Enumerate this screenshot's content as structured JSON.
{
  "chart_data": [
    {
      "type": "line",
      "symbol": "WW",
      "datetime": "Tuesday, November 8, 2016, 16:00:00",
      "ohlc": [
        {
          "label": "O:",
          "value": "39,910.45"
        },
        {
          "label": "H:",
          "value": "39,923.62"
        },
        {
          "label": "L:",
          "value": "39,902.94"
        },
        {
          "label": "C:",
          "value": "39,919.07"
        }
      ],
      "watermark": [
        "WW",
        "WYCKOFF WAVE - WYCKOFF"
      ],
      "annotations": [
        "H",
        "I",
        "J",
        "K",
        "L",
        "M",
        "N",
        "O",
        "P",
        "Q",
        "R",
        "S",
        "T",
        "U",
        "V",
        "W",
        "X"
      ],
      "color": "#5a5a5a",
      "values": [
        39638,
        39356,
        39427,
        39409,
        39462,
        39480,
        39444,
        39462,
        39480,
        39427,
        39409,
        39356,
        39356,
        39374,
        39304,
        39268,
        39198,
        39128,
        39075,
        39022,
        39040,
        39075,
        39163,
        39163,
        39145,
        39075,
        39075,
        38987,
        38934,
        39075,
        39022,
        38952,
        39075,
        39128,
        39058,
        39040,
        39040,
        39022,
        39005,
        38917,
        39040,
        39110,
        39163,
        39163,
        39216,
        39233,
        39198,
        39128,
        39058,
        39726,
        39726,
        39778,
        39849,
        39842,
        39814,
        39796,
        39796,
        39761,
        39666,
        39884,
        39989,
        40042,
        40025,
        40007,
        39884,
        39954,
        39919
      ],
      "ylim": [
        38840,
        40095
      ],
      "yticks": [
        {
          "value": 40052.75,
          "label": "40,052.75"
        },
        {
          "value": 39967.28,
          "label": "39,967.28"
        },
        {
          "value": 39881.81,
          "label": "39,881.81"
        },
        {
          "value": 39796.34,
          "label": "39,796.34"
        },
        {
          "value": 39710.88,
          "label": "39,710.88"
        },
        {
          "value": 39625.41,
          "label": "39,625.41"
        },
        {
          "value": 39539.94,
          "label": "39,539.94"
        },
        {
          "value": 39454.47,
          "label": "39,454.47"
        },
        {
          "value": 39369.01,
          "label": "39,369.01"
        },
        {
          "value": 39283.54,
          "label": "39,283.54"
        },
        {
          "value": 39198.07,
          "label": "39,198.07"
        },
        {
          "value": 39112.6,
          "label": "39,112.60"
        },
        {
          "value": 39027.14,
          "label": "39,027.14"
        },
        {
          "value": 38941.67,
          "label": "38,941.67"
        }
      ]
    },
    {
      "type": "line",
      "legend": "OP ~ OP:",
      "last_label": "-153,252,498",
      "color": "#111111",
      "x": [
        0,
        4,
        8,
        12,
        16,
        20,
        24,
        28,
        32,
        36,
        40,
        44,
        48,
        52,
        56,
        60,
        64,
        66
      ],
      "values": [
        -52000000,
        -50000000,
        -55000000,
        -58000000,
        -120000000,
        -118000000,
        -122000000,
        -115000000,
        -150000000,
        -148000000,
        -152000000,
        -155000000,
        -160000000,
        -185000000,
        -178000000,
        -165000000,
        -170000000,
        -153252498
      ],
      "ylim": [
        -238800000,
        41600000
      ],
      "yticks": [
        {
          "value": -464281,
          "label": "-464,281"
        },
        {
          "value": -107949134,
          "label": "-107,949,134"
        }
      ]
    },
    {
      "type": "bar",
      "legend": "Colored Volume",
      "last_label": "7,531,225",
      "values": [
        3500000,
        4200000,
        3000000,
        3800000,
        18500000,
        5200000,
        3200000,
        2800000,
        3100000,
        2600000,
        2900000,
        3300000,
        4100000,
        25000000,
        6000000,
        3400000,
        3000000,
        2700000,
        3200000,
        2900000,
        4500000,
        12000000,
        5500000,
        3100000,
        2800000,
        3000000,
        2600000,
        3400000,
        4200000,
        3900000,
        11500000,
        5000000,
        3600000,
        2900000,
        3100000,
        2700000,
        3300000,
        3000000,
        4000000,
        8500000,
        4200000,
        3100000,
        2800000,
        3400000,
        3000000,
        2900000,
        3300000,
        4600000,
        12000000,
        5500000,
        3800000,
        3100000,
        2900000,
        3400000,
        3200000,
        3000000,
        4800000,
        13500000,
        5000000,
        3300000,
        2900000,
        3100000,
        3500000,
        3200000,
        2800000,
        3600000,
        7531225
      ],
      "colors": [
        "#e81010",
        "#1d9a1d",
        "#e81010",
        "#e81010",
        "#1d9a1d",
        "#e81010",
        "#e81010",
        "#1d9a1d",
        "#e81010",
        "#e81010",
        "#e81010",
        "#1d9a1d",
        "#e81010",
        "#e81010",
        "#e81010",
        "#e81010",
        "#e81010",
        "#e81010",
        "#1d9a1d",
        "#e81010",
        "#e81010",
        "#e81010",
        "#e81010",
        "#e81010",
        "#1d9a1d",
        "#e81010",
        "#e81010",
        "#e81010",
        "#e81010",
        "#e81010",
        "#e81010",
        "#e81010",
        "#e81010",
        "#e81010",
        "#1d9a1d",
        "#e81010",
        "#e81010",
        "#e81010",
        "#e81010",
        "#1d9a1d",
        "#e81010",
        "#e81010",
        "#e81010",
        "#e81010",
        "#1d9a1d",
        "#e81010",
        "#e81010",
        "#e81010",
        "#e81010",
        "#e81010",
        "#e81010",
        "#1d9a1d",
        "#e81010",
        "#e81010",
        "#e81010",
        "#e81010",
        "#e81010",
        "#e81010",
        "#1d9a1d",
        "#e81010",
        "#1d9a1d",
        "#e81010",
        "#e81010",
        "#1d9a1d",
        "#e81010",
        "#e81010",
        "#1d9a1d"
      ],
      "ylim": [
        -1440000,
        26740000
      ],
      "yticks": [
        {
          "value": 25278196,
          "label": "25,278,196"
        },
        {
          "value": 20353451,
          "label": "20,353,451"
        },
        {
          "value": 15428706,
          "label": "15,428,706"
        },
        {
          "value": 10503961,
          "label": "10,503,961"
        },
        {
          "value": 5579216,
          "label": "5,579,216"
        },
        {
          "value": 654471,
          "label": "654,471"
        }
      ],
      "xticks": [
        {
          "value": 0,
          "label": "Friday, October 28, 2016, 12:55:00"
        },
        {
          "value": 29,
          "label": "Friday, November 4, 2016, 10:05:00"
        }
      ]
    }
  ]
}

···

* _DIRECTION_
State the count of lines that contain the string "November". Nothing else is needed.

* _IN RESPONSE_
2